• **THE EXERCISE**:
Reproduce all the material exactly, minus any pictures it holds.

(A block of data)
--- begin ---
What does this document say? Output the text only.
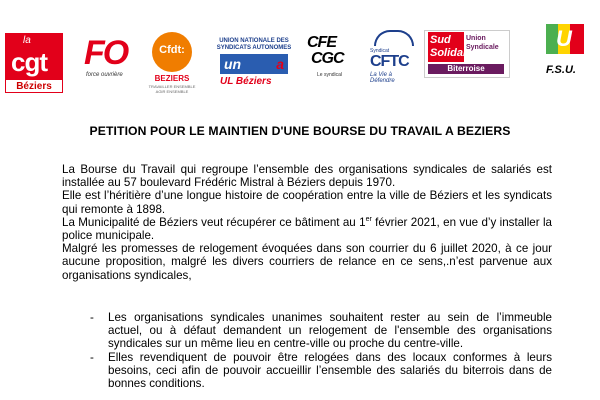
la
cgt
Béziers
FO
force ouvrière
Cfdt:
BEZIERS
TRAVAILLER ENSEMBLE AGIR ENSEMBLE
UNION NATIONALE DES SYNDICATS AUTONOMES
un	a
UL Béziers
CFE
CGC
Le syndical
Syndicat
CFTC
La Vie à Défendre
Sud
Solidaires
Union
Syndicale
Biterroise
U
F.S.U.
PETITION POUR LE MAINTIEN D'UNE BOURSE DU TRAVAIL A BEZIERS

La Bourse du Travail qui regroupe l’ensemble des organisations syndicales de salariés est installée au 57 boulevard Frédéric Mistral à Béziers depuis 1970.

Elle est l’héritière d’une longue histoire de coopération entre la ville de Béziers et les syndicats qui remonte à 1898.

La Municipalité de Béziers veut récupérer ce bâtiment au 1er février 2021, en vue d’y installer la police municipale.

Malgré les promesses de relogement évoquées dans son courrier du 6 juillet 2020, à ce jour aucune proposition, malgré les divers courriers de relance en ce sens,.n’est parvenue aux organisations syndicales,

- Les organisations syndicales unanimes souhaitent rester au sein de l’immeuble actuel, ou à défaut demandent un relogement de l'ensemble des organisations syndicales sur un même lieu en centre-ville ou proche du centre-ville.
- Elles revendiquent de pouvoir être relogées dans des locaux conformes à leurs besoins, ceci afin de pouvoir accueillir l’ensemble des salariés du biterrois dans de bonnes conditions.
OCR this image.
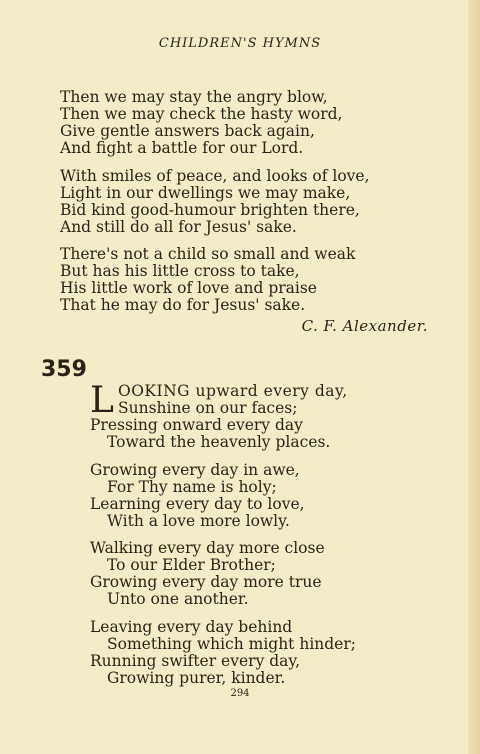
CHILDREN'S HYMNS
Then we may stay the angry blow,
Then we may check the hasty word,
Give gentle answers back again,
And fight a battle for our Lord.
With smiles of peace, and looks of love,
Light in our dwellings we may make,
Bid kind good-humour brighten there,
And still do all for Jesus' sake.
There's not a child so small and weak
But has his little cross to take,
His little work of love and praise
That he may do for Jesus' sake.
C. F. Alexander.
359
L OOKING upward every day,
Sunshine on our faces;
Pressing onward every day
Toward the heavenly places.
Growing every day in awe,
For Thy name is holy;
Learning every day to love,
With a love more lowly.
Walking every day more close
To our Elder Brother;
Growing every day more true
Unto one another.
Leaving every day behind
Something which might hinder;
Running swifter every day,
Growing purer, kinder.
294
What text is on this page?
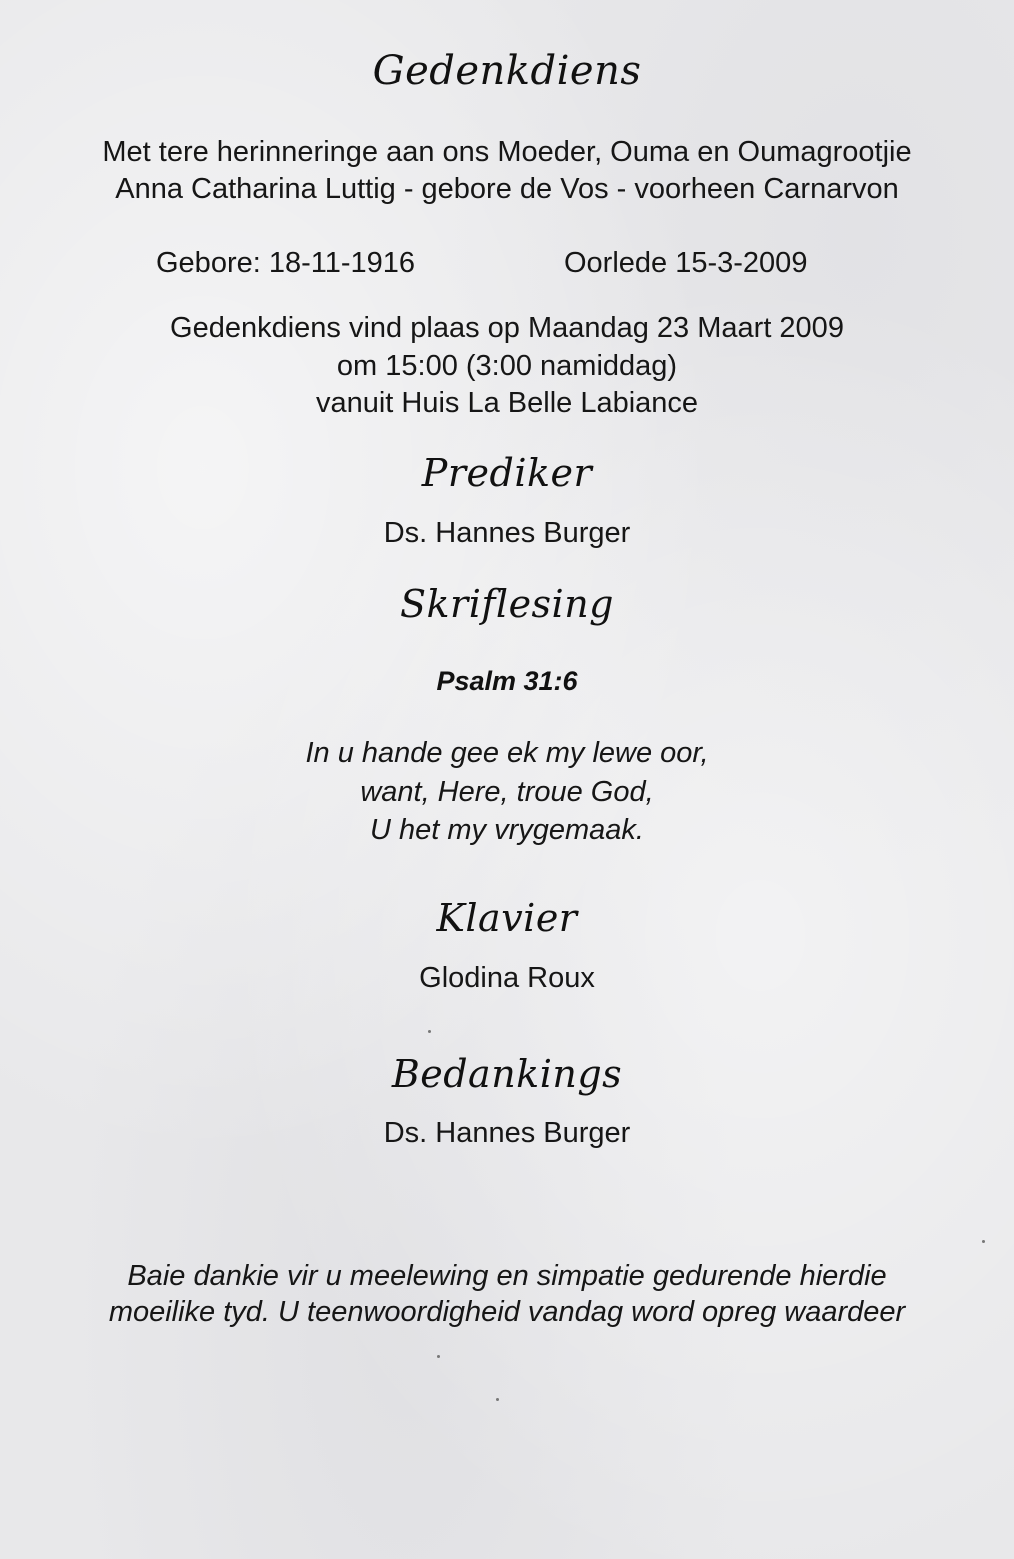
Gedenkdiens

Met tere herinneringe aan ons Moeder, Ouma en Oumagrootjie

Anna Catharina Luttig - gebore de Vos - voorheen Carnarvon

Gebore: 18-11-1916	Oorlede 15-3-2009

Gedenkdiens vind plaas op Maandag 23 Maart 2009

om 15:00 (3:00 namiddag)

vanuit Huis La Belle Labiance

Prediker

Ds. Hannes Burger

Skriflesing

Psalm 31:6

In u hande gee ek my lewe oor,

want, Here, troue God,

U het my vrygemaak.

Klavier

Glodina Roux

Bedankings

Ds. Hannes Burger

Baie dankie vir u meelewing en simpatie gedurende hierdie

moeilike tyd. U teenwoordigheid vandag word opreg waardeer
--- end ---
• **TASK SOLUTION**:
What does this document say? Output the text only.
la
cgt
Béziers
FO
force ouvrière
Cfdt:
BEZIERS
TRAVAILLER ENSEMBLE AGIR ENSEMBLE
UNION NATIONALE DES SYNDICATS AUTONOMES
un	a
UL Béziers
CFE
CGC
Le syndical
Syndicat
CFTC
La Vie à Défendre
Sud
Solidaires
Union
Syndicale
Biterroise
U
F.S.U.
PETITION POUR LE MAINTIEN D'UNE BOURSE DU TRAVAIL A BEZIERS

La Bourse du Travail qui regroupe l’ensemble des organisations syndicales de salariés est installée au 57 boulevard Frédéric Mistral à Béziers depuis 1970.

Elle est l’héritière d’une longue histoire de coopération entre la ville de Béziers et les syndicats qui remonte à 1898.

La Municipalité de Béziers veut récupérer ce bâtiment au 1er février 2021, en vue d’y installer la police municipale.

Malgré les promesses de relogement évoquées dans son courrier du 6 juillet 2020, à ce jour aucune proposition, malgré les divers courriers de relance en ce sens,.n’est parvenue aux organisations syndicales,

- Les organisations syndicales unanimes souhaitent rester au sein de l’immeuble actuel, ou à défaut demandent un relogement de l'ensemble des organisations syndicales sur un même lieu en centre-ville ou proche du centre-ville.
- Elles revendiquent de pouvoir être relogées dans des locaux conformes à leurs besoins, ceci afin de pouvoir accueillir l’ensemble des salariés du biterrois dans de bonnes conditions.
OCR this image.
CHILDREN'S HYMNS
Then we may stay the angry blow,
Then we may check the hasty word,
Give gentle answers back again,
And fight a battle for our Lord.
With smiles of peace, and looks of love,
Light in our dwellings we may make,
Bid kind good-humour brighten there,
And still do all for Jesus' sake.
There's not a child so small and weak
But has his little cross to take,
His little work of love and praise
That he may do for Jesus' sake.
C. F. Alexander.
359
L OOKING upward every day,
Sunshine on our faces;
Pressing onward every day
Toward the heavenly places.
Growing every day in awe,
For Thy name is holy;
Learning every day to love,
With a love more lowly.
Walking every day more close
To our Elder Brother;
Growing every day more true
Unto one another.
Leaving every day behind
Something which might hinder;
Running swifter every day,
Growing purer, kinder.
294
What text is on this page?
Gedenkdiens

Met tere herinneringe aan ons Moeder, Ouma en Oumagrootjie

Anna Catharina Luttig - gebore de Vos - voorheen Carnarvon

Gebore: 18-11-1916	Oorlede 15-3-2009

Gedenkdiens vind plaas op Maandag 23 Maart 2009

om 15:00 (3:00 namiddag)

vanuit Huis La Belle Labiance

Prediker

Ds. Hannes Burger

Skriflesing

Psalm 31:6

In u hande gee ek my lewe oor,

want, Here, troue God,

U het my vrygemaak.

Klavier

Glodina Roux

Bedankings

Ds. Hannes Burger

Baie dankie vir u meelewing en simpatie gedurende hierdie

moeilike tyd. U teenwoordigheid vandag word opreg waardeer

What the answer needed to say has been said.